### Exercise aim:
Every line holding the word "about" counts once. Give the total, nothing more.

(Stored records)
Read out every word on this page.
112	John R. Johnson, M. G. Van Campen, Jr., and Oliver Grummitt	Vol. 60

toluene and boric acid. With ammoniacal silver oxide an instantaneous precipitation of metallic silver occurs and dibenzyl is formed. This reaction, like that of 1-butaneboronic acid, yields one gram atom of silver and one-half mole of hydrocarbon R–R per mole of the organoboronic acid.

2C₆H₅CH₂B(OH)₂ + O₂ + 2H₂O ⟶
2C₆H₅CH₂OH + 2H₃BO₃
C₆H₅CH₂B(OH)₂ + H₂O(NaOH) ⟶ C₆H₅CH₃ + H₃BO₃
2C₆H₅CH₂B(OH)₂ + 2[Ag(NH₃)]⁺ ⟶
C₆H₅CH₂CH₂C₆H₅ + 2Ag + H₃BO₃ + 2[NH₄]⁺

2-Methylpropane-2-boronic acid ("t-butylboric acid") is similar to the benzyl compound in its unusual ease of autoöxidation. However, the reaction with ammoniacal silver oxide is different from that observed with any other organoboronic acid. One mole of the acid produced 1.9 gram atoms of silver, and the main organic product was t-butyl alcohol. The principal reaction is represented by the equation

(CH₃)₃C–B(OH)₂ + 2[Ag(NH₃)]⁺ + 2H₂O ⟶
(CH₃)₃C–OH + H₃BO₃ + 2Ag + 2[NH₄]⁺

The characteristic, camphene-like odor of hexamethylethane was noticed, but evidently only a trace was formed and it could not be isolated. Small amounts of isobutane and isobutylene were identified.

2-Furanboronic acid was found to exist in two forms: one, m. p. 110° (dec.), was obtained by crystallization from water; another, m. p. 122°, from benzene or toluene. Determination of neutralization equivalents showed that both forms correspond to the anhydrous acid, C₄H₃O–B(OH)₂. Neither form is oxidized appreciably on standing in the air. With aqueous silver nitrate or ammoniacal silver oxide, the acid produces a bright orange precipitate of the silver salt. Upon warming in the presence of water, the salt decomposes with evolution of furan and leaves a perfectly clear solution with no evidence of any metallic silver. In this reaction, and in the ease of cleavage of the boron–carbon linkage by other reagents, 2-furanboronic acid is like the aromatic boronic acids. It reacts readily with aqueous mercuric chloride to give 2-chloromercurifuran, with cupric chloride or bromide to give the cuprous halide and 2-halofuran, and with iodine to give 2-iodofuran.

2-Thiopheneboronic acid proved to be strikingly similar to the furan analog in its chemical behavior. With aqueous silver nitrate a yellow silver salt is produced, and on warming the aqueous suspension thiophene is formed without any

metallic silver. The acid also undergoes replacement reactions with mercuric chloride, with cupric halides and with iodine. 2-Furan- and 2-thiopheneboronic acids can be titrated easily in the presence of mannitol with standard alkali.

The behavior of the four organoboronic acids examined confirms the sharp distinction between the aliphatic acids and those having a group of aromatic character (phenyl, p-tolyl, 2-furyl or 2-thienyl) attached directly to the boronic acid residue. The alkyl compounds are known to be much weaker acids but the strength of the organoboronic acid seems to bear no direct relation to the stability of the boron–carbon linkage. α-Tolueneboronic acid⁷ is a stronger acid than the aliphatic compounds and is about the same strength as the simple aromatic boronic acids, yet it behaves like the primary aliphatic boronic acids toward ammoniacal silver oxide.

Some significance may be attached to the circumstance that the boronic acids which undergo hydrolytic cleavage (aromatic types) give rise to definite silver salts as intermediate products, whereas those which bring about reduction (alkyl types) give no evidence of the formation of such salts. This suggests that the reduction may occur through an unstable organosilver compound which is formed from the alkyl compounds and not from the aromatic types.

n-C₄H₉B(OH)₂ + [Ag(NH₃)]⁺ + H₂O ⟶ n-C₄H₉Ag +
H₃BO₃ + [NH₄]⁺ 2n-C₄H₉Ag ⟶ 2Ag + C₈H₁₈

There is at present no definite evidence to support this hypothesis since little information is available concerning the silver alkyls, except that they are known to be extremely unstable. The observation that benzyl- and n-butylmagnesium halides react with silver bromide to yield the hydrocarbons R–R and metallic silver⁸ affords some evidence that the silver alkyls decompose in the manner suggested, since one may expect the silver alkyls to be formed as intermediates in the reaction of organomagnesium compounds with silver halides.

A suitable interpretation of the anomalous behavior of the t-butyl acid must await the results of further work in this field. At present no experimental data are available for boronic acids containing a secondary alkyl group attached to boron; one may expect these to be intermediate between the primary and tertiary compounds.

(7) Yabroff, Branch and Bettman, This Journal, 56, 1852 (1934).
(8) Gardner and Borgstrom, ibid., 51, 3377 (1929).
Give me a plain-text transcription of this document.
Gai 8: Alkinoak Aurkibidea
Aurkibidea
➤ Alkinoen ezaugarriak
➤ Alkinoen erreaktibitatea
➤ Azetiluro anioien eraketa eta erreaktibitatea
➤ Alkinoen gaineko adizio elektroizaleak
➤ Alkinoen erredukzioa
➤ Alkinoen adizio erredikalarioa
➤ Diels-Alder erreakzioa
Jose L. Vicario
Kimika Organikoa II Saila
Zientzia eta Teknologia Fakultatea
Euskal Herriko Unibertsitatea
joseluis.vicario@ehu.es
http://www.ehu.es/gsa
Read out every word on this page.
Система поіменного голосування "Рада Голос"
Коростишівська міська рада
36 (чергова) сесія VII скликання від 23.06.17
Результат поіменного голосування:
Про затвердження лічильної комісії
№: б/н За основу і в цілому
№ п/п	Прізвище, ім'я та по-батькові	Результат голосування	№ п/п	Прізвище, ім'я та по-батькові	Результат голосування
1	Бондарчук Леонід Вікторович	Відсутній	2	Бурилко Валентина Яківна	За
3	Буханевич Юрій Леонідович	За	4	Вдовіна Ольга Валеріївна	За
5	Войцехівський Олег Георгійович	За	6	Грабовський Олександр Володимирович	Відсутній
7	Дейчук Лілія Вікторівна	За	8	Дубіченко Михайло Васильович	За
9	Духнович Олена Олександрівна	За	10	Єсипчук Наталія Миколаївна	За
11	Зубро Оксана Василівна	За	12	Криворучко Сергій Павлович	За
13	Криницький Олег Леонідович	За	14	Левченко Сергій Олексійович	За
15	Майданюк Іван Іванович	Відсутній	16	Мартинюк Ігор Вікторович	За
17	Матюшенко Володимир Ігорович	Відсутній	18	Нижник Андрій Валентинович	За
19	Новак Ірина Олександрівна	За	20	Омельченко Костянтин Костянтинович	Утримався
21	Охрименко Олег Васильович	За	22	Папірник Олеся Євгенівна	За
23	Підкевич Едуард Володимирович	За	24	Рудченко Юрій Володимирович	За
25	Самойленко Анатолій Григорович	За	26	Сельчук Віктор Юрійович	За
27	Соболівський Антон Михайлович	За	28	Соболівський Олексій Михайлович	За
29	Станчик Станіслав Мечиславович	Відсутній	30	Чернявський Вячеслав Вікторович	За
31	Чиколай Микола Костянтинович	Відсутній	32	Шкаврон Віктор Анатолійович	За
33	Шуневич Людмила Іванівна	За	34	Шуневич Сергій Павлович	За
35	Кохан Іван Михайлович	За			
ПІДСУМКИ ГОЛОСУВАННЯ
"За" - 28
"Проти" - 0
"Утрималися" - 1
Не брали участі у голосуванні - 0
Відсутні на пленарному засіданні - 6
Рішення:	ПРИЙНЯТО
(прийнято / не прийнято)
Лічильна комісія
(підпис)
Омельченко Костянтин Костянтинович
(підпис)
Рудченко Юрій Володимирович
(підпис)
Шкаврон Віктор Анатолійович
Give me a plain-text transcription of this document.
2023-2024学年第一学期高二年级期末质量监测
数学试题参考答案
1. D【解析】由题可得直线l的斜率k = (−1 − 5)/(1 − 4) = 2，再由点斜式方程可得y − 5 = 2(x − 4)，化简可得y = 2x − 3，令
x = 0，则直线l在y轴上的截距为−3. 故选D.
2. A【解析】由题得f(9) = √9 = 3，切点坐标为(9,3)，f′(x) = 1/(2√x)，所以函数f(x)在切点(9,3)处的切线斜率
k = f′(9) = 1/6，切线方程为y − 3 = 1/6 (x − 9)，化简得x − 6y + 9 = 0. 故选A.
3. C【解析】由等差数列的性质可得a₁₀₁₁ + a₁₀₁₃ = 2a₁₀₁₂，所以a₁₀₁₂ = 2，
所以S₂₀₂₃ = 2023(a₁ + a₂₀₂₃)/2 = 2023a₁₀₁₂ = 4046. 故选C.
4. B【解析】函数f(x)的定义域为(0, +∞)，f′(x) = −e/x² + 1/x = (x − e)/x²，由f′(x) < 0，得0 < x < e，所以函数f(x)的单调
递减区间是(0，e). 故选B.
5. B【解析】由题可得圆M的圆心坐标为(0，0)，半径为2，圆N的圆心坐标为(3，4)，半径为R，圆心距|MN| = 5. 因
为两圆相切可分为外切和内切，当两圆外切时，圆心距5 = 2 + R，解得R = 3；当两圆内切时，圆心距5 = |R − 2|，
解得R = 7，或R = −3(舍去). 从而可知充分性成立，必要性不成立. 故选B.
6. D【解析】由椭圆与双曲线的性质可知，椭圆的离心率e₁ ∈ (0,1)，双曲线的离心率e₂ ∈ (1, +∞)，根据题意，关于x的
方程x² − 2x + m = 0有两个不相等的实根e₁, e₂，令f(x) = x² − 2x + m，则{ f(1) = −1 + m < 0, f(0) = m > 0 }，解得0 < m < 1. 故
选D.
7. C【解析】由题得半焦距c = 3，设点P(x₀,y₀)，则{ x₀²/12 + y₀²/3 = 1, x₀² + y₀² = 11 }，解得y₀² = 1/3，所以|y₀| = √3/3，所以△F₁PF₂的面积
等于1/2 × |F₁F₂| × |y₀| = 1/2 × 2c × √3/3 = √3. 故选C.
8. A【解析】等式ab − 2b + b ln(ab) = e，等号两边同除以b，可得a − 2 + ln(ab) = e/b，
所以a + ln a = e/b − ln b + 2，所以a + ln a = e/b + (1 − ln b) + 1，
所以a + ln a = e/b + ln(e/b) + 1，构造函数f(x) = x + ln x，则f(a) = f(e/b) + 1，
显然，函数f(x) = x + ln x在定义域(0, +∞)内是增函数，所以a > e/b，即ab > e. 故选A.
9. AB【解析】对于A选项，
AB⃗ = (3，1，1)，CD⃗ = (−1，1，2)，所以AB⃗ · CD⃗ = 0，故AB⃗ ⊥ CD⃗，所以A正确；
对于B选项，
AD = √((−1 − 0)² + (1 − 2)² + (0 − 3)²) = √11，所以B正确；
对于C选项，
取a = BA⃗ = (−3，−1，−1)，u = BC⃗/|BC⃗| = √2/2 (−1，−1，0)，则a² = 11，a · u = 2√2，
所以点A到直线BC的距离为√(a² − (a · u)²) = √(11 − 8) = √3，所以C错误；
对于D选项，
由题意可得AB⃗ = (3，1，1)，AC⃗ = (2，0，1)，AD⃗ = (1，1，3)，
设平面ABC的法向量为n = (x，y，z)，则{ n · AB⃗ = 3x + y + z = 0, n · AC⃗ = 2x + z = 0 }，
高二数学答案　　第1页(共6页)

### Exercise solution:
2